## What is required
Extract each line of the material that follows exactly and omit its pictures.

---

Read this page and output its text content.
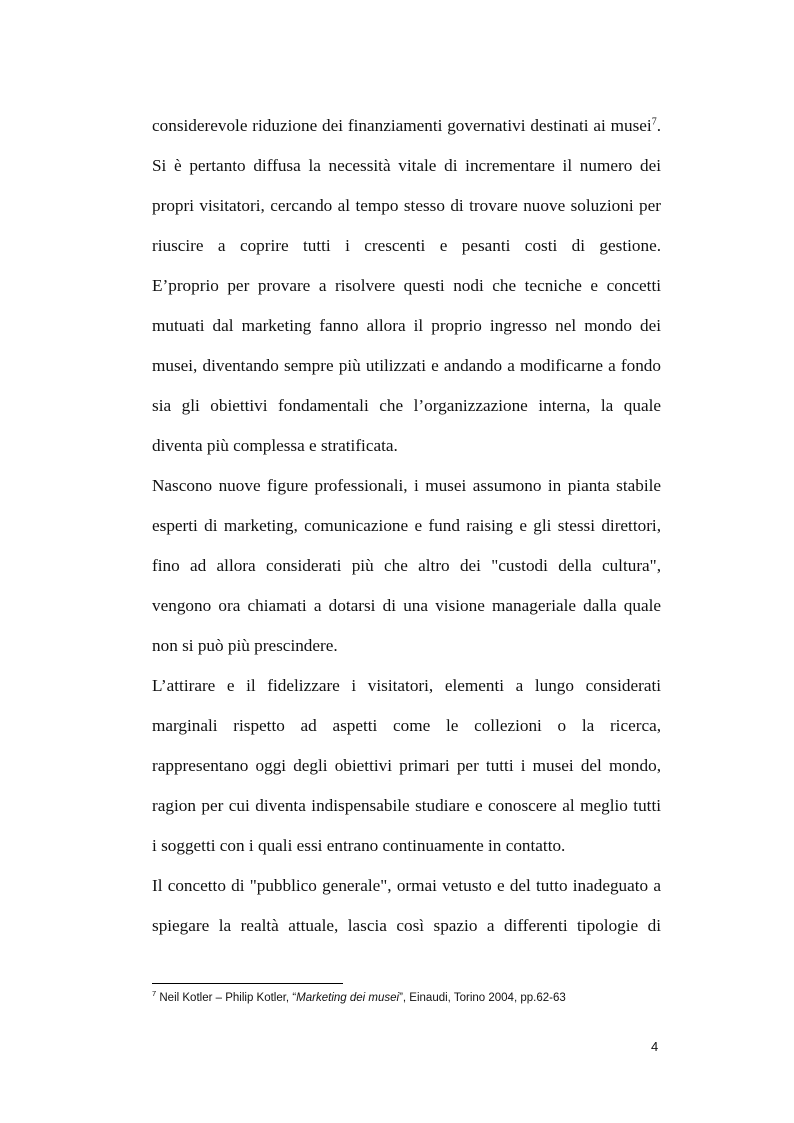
considerevole riduzione dei finanziamenti governativi destinati ai musei$^7$.

Si è pertanto diffusa la necessità vitale di incrementare il numero dei
propri visitatori, cercando al tempo stesso di trovare nuove soluzioni per
riuscire a coprire tutti i crescenti e pesanti costi di gestione.
E’proprio per provare a risolvere questi nodi che tecniche e concetti
mutuati dal marketing fanno allora il proprio ingresso nel mondo dei
musei, diventando sempre più utilizzati e andando a modificarne a fondo
sia gli obiettivi fondamentali che l’organizzazione interna, la quale
diventa più complessa e stratificata.

Nascono nuove figure professionali, i musei assumono in pianta stabile
esperti di marketing, comunicazione e fund raising e gli stessi direttori,
fino ad allora considerati più che altro dei "custodi della cultura",
vengono ora chiamati a dotarsi di una visione manageriale dalla quale
non si può più prescindere.

L’attirare e il fidelizzare i visitatori, elementi a lungo considerati
marginali rispetto ad aspetti come le collezioni o la ricerca,
rappresentano oggi degli obiettivi primari per tutti i musei del mondo,
ragion per cui diventa indispensabile studiare e conoscere al meglio tutti
i soggetti con i quali essi entrano continuamente in contatto.

Il concetto di "pubblico generale", ormai vetusto e del tutto inadeguato a
spiegare la realtà attuale, lascia così spazio a differenti tipologie di

$^7$ Neil Kotler – Philip Kotler, “Marketing dei musei”, Einaudi, Torino 2004, pp.62-63
4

---

## Written solution
Read this page and output its text content.
considerevole riduzione dei finanziamenti governativi destinati ai musei$^7$.

Si è pertanto diffusa la necessità vitale di incrementare il numero dei
propri visitatori, cercando al tempo stesso di trovare nuove soluzioni per
riuscire a coprire tutti i crescenti e pesanti costi di gestione.
E’proprio per provare a risolvere questi nodi che tecniche e concetti
mutuati dal marketing fanno allora il proprio ingresso nel mondo dei
musei, diventando sempre più utilizzati e andando a modificarne a fondo
sia gli obiettivi fondamentali che l’organizzazione interna, la quale
diventa più complessa e stratificata.

Nascono nuove figure professionali, i musei assumono in pianta stabile
esperti di marketing, comunicazione e fund raising e gli stessi direttori,
fino ad allora considerati più che altro dei "custodi della cultura",
vengono ora chiamati a dotarsi di una visione manageriale dalla quale
non si può più prescindere.

L’attirare e il fidelizzare i visitatori, elementi a lungo considerati
marginali rispetto ad aspetti come le collezioni o la ricerca,
rappresentano oggi degli obiettivi primari per tutti i musei del mondo,
ragion per cui diventa indispensabile studiare e conoscere al meglio tutti
i soggetti con i quali essi entrano continuamente in contatto.

Il concetto di "pubblico generale", ormai vetusto e del tutto inadeguato a
spiegare la realtà attuale, lascia così spazio a differenti tipologie di

$^7$ Neil Kotler – Philip Kotler, “Marketing dei musei”, Einaudi, Torino 2004, pp.62-63
4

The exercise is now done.